▶ Given problem: Count how many lines contain the word "一带一路". Respond with the number alone.

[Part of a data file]
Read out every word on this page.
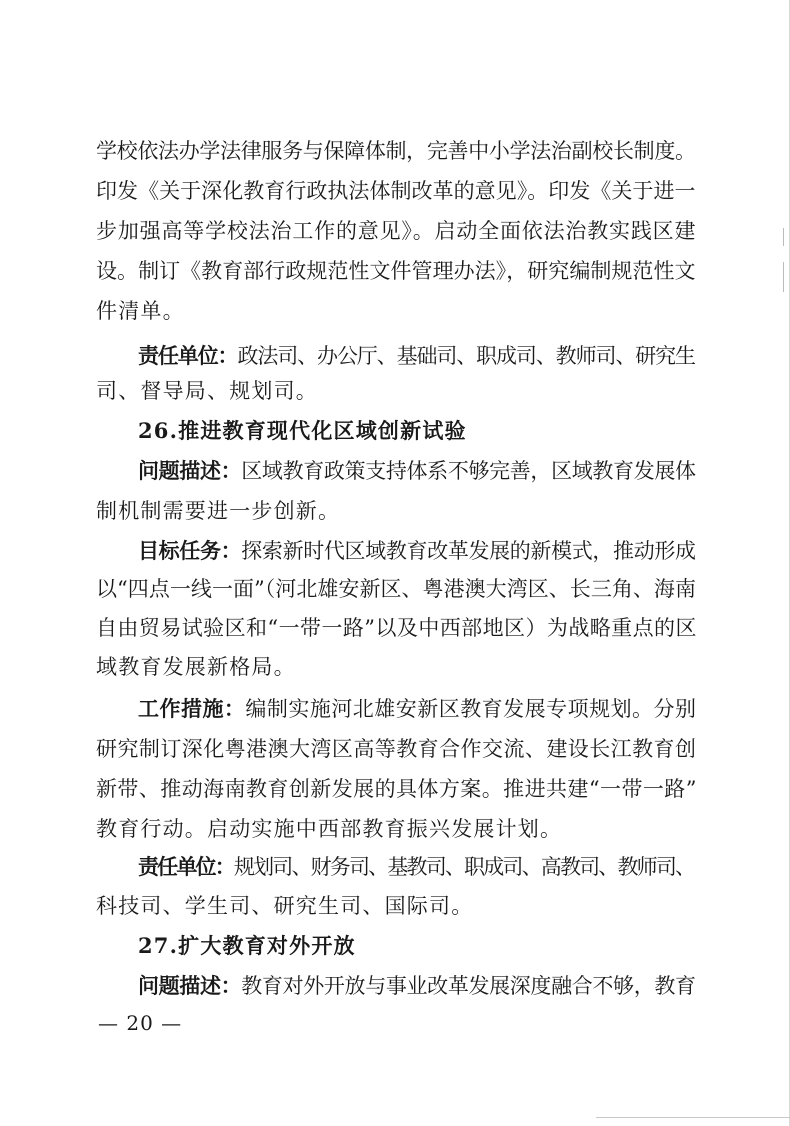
学校依法办学法律服务与保障体制，完善中小学法治副校长制度。
印发《关于深化教育行政执法体制改革的意见》。印发《关于进一
步加强高等学校法治工作的意见》。启动全面依法治教实践区建
设。制订《教育部行政规范性文件管理办法》，研究编制规范性文
件清单。
责任单位：政法司、办公厅、基础司、职成司、教师司、研究生
司、督导局、规划司。
26.推进教育现代化区域创新试验
问题描述：区域教育政策支持体系不够完善，区域教育发展体
制机制需要进一步创新。
目标任务：探索新时代区域教育改革发展的新模式，推动形成
以“四点一线一面”（河北雄安新区、粤港澳大湾区、长三角、海南
自由贸易试验区和“一带一路”以及中西部地区）为战略重点的区
域教育发展新格局。
工作措施：编制实施河北雄安新区教育发展专项规划。分别
研究制订深化粤港澳大湾区高等教育合作交流、建设长江教育创
新带、推动海南教育创新发展的具体方案。推进共建“一带一路”
教育行动。启动实施中西部教育振兴发展计划。
责任单位：规划司、财务司、基教司、职成司、高教司、教师司、
科技司、学生司、研究生司、国际司。
27.扩大教育对外开放
问题描述：教育对外开放与事业改革发展深度融合不够，教育
— 20 —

▶ Worked answer: 2